» Short task:
Draw out every line with the word "time" from the listing below.

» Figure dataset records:
- - -
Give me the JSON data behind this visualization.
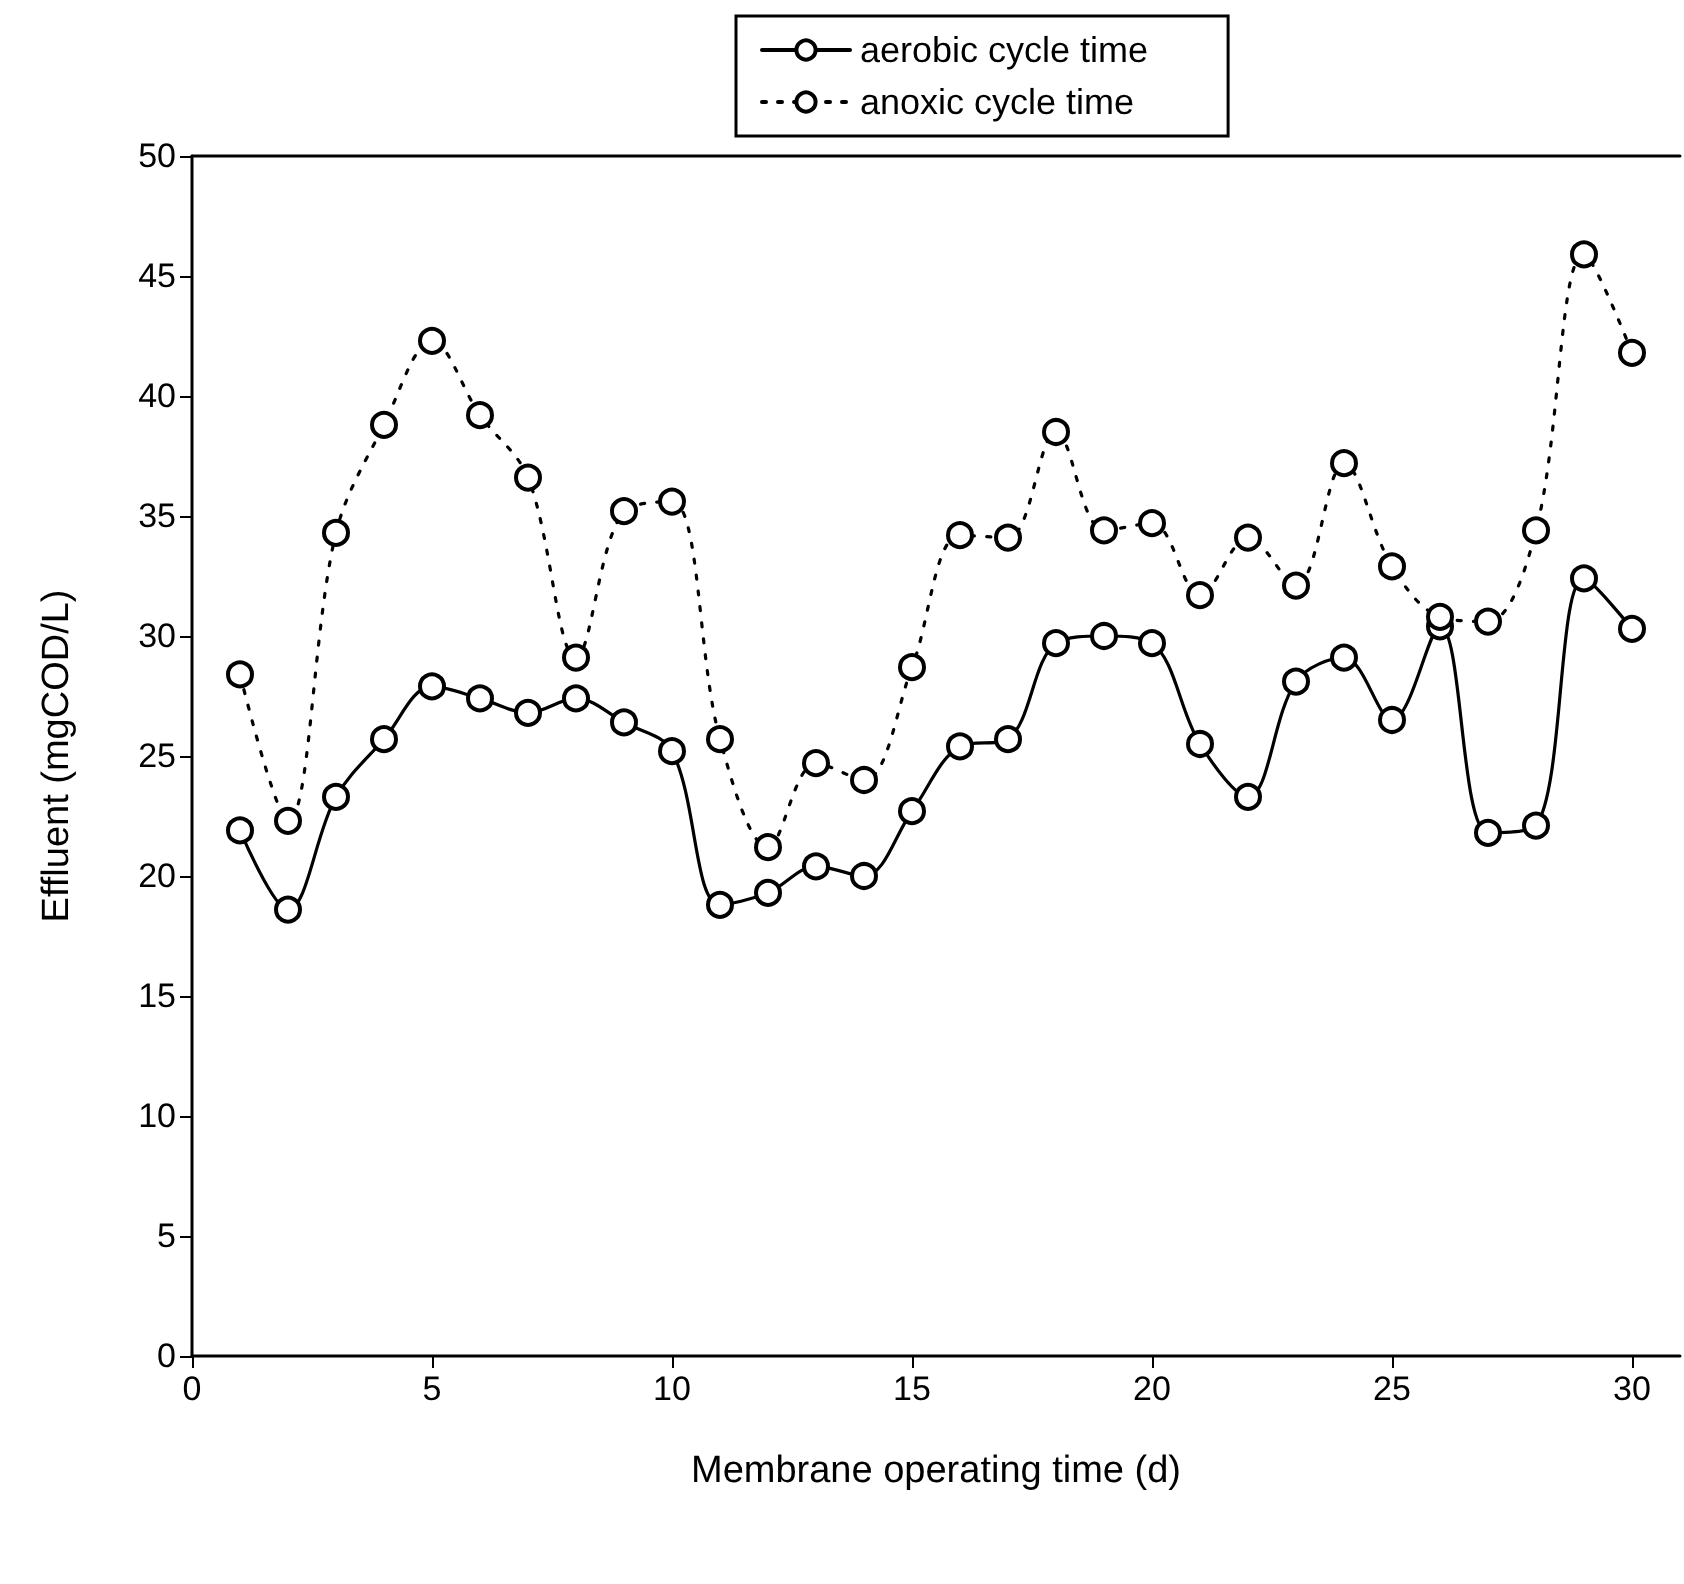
{
  "chart_data": {
    "type": "line",
    "xlabel": "Membrane operating time (d)",
    "ylabel": "Effluent (mgCOD/L)",
    "x": [
      1,
      2,
      3,
      4,
      5,
      6,
      7,
      8,
      9,
      10,
      11,
      12,
      13,
      14,
      15,
      16,
      17,
      18,
      19,
      20,
      21,
      22,
      23,
      24,
      25,
      26,
      27,
      28,
      29,
      30
    ],
    "series": [
      {
        "name": "aerobic cycle time",
        "color": "#000000",
        "line_style": "solid",
        "values": [
          21.9,
          18.6,
          23.3,
          25.7,
          27.9,
          27.4,
          26.8,
          27.4,
          26.4,
          25.2,
          18.8,
          19.3,
          20.4,
          20.0,
          22.7,
          25.4,
          25.7,
          29.7,
          30.0,
          29.7,
          25.5,
          23.3,
          28.1,
          29.1,
          26.5,
          30.4,
          21.8,
          22.1,
          32.4,
          30.3
        ]
      },
      {
        "name": "anoxic cycle time",
        "color": "#000000",
        "line_style": "dotted",
        "values": [
          28.4,
          22.3,
          34.3,
          38.8,
          42.3,
          39.2,
          36.6,
          29.1,
          35.2,
          35.6,
          25.7,
          21.2,
          24.7,
          24.0,
          28.7,
          34.2,
          34.1,
          38.5,
          34.4,
          34.7,
          31.7,
          34.1,
          32.1,
          37.2,
          32.9,
          30.8,
          30.6,
          34.4,
          45.9,
          41.8
        ]
      }
    ],
    "xlim": [
      0,
      31
    ],
    "xticks": [
      0,
      5,
      10,
      15,
      20,
      25,
      30
    ],
    "ylim": [
      0,
      50
    ],
    "yticks": [
      0,
      5,
      10,
      15,
      20,
      25,
      30,
      35,
      40,
      45,
      50
    ],
    "grid": false,
    "legend": "top",
    "marker": "circle"
  }
}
- - -
» Final answer:
    "xlabel": "Membrane operating time (d)",
        "name": "aerobic cycle time",
        "name": "anoxic cycle time",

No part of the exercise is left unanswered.